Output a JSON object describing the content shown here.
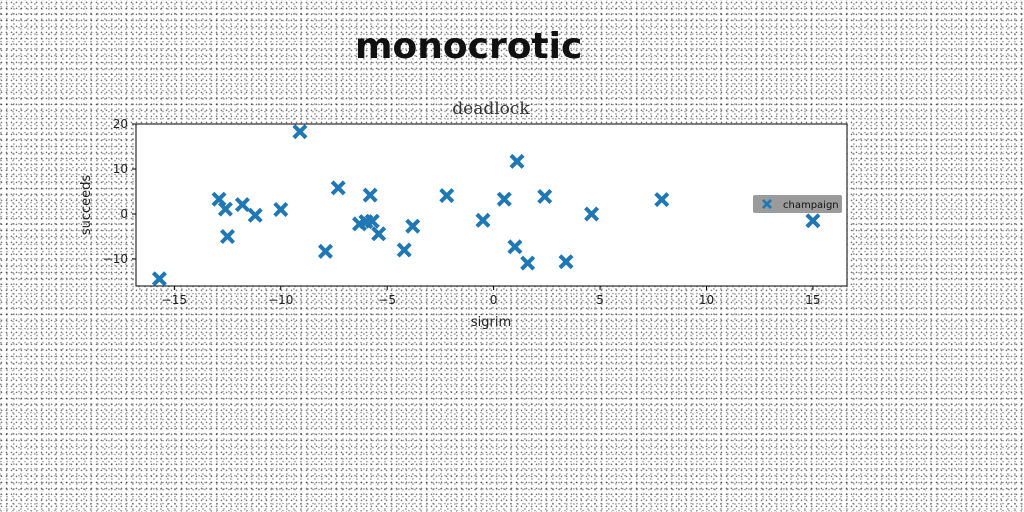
{
  "page": {
    "title": "monocrotic"
  },
  "chart_data": {
    "type": "scatter",
    "title": "deadlock",
    "xlabel": "sigrim",
    "ylabel": "succeeds",
    "xlim": [
      -16.8,
      16.6
    ],
    "ylim": [
      -16,
      20
    ],
    "xticks": [
      -15,
      -10,
      -5,
      0,
      5,
      10,
      15
    ],
    "yticks": [
      -10,
      0,
      10,
      20
    ],
    "legend_position": "right",
    "series": [
      {
        "name": "champaign",
        "color": "#1f77b4",
        "marker": "x-filled",
        "points": [
          [
            -15.7,
            -14.4
          ],
          [
            -12.9,
            3.3
          ],
          [
            -12.6,
            1.1
          ],
          [
            -12.5,
            -5.0
          ],
          [
            -11.8,
            2.1
          ],
          [
            -11.2,
            -0.3
          ],
          [
            -10.0,
            1.0
          ],
          [
            -9.1,
            18.3
          ],
          [
            -7.9,
            -8.3
          ],
          [
            -7.3,
            5.8
          ],
          [
            -6.3,
            -2.2
          ],
          [
            -6.0,
            -1.7
          ],
          [
            -5.8,
            4.2
          ],
          [
            -5.7,
            -1.6
          ],
          [
            -5.4,
            -4.4
          ],
          [
            -4.2,
            -8.0
          ],
          [
            -3.8,
            -2.7
          ],
          [
            -2.2,
            4.1
          ],
          [
            -0.5,
            -1.4
          ],
          [
            0.5,
            3.3
          ],
          [
            1.0,
            -7.3
          ],
          [
            1.1,
            11.7
          ],
          [
            1.6,
            -10.9
          ],
          [
            2.4,
            3.9
          ],
          [
            3.4,
            -10.6
          ],
          [
            4.6,
            0.0
          ],
          [
            7.9,
            3.2
          ],
          [
            15.0,
            -1.5
          ]
        ]
      }
    ]
  }
}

----------------------------------------

> EXERCISE DESCRIPTION:
Each record must be quoted in full and exactly. Do not include the pictures.

> ANSWER TO THIS PROBLEM:
Output a JSON object describing the content shown here.
{
  "page": {
    "title": "monocrotic"
  },
  "chart_data": {
    "type": "scatter",
    "title": "deadlock",
    "xlabel": "sigrim",
    "ylabel": "succeeds",
    "xlim": [
      -16.8,
      16.6
    ],
    "ylim": [
      -16,
      20
    ],
    "xticks": [
      -15,
      -10,
      -5,
      0,
      5,
      10,
      15
    ],
    "yticks": [
      -10,
      0,
      10,
      20
    ],
    "legend_position": "right",
    "series": [
      {
        "name": "champaign",
        "color": "#1f77b4",
        "marker": "x-filled",
        "points": [
          [
            -15.7,
            -14.4
          ],
          [
            -12.9,
            3.3
          ],
          [
            -12.6,
            1.1
          ],
          [
            -12.5,
            -5.0
          ],
          [
            -11.8,
            2.1
          ],
          [
            -11.2,
            -0.3
          ],
          [
            -10.0,
            1.0
          ],
          [
            -9.1,
            18.3
          ],
          [
            -7.9,
            -8.3
          ],
          [
            -7.3,
            5.8
          ],
          [
            -6.3,
            -2.2
          ],
          [
            -6.0,
            -1.7
          ],
          [
            -5.8,
            4.2
          ],
          [
            -5.7,
            -1.6
          ],
          [
            -5.4,
            -4.4
          ],
          [
            -4.2,
            -8.0
          ],
          [
            -3.8,
            -2.7
          ],
          [
            -2.2,
            4.1
          ],
          [
            -0.5,
            -1.4
          ],
          [
            0.5,
            3.3
          ],
          [
            1.0,
            -7.3
          ],
          [
            1.1,
            11.7
          ],
          [
            1.6,
            -10.9
          ],
          [
            2.4,
            3.9
          ],
          [
            3.4,
            -10.6
          ],
          [
            4.6,
            0.0
          ],
          [
            7.9,
            3.2
          ],
          [
            15.0,
            -1.5
          ]
        ]
      }
    ]
  }
}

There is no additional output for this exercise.